What the task requires:
Write out every line of the material as it stands, apart from the pictures.

* START Supplied records *

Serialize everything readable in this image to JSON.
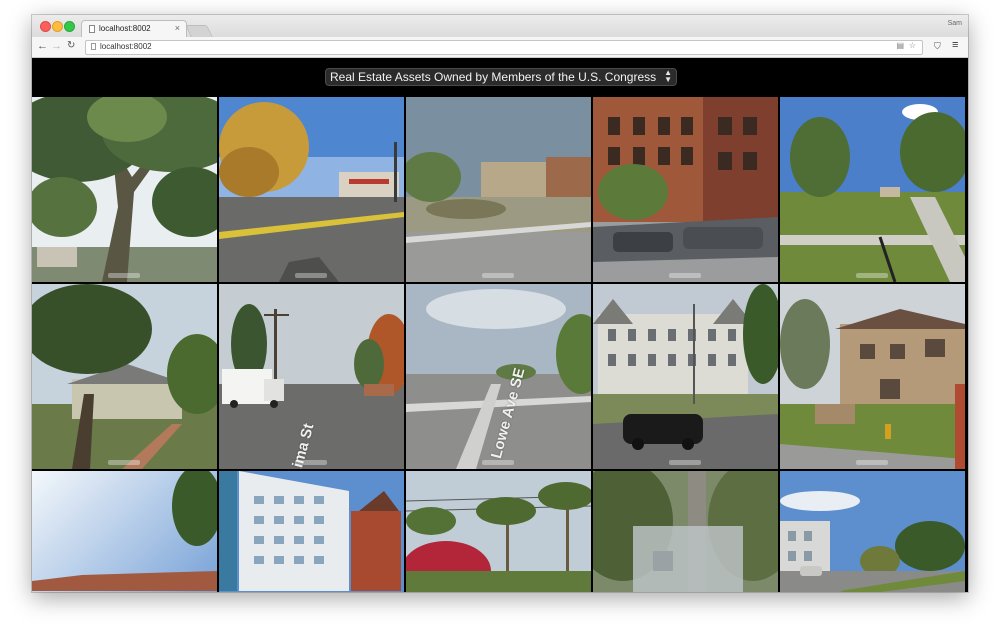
{
  "browser": {
    "tab_title": "localhost:8002",
    "tab_close": "×",
    "profile_name": "Sam",
    "url": "localhost:8002",
    "nav_back": "←",
    "nav_forward": "→",
    "nav_reload": "↻",
    "omnibox_icon_a": "▤",
    "omnibox_icon_b": "☆",
    "extension_icon": "⛉",
    "menu_icon": "≡"
  },
  "page": {
    "dataset_select": {
      "selected": "Real Estate Assets Owned by Members of the U.S. Congress",
      "arrows": "▲▼"
    },
    "photos": [
      {
        "scene": "tree-canopy"
      },
      {
        "scene": "intersection-autumn"
      },
      {
        "scene": "desert-houses"
      },
      {
        "scene": "brick-condos"
      },
      {
        "scene": "park-sidewalk"
      },
      {
        "scene": "oak-bungalow"
      },
      {
        "scene": "street-truck",
        "street_label": "Lima St"
      },
      {
        "scene": "crosswalk",
        "street_label": "Lowe Ave SE"
      },
      {
        "scene": "victorian-apartment"
      },
      {
        "scene": "townhouses"
      },
      {
        "scene": "sky-rooftop"
      },
      {
        "scene": "glass-tower"
      },
      {
        "scene": "palm-trees"
      },
      {
        "scene": "blurred-pole"
      },
      {
        "scene": "beach-road"
      }
    ]
  }
}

* END Supplied records *

Output of the exercise:
Serialize everything readable in this image to JSON.
{
  "browser": {
    "tab_title": "localhost:8002",
    "tab_close": "×",
    "profile_name": "Sam",
    "url": "localhost:8002",
    "nav_back": "←",
    "nav_forward": "→",
    "nav_reload": "↻",
    "omnibox_icon_a": "▤",
    "omnibox_icon_b": "☆",
    "extension_icon": "⛉",
    "menu_icon": "≡"
  },
  "page": {
    "dataset_select": {
      "selected": "Real Estate Assets Owned by Members of the U.S. Congress",
      "arrows": "▲▼"
    },
    "photos": [
      {
        "scene": "tree-canopy"
      },
      {
        "scene": "intersection-autumn"
      },
      {
        "scene": "desert-houses"
      },
      {
        "scene": "brick-condos"
      },
      {
        "scene": "park-sidewalk"
      },
      {
        "scene": "oak-bungalow"
      },
      {
        "scene": "street-truck",
        "street_label": "Lima St"
      },
      {
        "scene": "crosswalk",
        "street_label": "Lowe Ave SE"
      },
      {
        "scene": "victorian-apartment"
      },
      {
        "scene": "townhouses"
      },
      {
        "scene": "sky-rooftop"
      },
      {
        "scene": "glass-tower"
      },
      {
        "scene": "palm-trees"
      },
      {
        "scene": "blurred-pole"
      },
      {
        "scene": "beach-road"
      }
    ]
  }
}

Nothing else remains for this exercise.